Show every line in the records below that contains the word "указанных".
::: Exercise input :::
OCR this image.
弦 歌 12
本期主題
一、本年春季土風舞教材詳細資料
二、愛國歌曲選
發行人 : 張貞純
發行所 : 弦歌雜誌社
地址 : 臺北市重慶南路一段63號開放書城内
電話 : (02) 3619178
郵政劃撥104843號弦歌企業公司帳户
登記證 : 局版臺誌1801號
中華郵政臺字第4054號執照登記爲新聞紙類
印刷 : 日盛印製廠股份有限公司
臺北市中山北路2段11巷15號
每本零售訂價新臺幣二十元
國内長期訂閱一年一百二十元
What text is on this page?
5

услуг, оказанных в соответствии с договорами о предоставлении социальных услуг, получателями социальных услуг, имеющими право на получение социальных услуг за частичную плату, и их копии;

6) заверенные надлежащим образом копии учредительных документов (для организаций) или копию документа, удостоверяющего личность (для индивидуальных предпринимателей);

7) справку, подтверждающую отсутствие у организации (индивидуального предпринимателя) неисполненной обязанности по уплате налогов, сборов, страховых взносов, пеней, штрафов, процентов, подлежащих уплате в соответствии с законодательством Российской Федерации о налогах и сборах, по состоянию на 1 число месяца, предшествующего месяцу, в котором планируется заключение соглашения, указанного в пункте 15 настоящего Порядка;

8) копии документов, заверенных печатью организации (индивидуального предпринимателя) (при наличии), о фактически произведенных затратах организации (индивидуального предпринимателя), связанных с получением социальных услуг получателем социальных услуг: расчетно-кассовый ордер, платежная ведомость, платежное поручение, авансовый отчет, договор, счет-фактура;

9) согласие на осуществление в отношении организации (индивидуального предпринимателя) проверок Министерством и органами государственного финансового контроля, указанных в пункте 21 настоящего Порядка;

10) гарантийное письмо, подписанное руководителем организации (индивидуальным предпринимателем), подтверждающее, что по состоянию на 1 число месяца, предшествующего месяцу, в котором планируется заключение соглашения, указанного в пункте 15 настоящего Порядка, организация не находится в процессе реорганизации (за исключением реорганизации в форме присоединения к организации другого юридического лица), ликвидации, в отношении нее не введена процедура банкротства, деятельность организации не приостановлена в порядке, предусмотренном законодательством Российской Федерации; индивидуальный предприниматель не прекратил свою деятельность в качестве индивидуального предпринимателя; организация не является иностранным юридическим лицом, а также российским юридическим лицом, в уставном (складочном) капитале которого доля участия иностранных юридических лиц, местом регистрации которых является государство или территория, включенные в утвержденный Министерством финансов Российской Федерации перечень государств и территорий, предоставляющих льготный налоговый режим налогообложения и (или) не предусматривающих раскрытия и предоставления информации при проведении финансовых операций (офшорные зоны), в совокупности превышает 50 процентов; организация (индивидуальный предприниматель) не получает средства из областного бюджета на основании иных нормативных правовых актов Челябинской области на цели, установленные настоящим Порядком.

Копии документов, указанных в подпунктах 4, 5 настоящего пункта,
:::
■ **Solution to this task**
9) согласие на осуществление в отношении организации (индивидуального предпринимателя) проверок Министерством и органами государственного финансового контроля, указанных в пункте 21 настоящего Порядка;
Копии документов, указанных в подпунктах 4, 5 настоящего пункта,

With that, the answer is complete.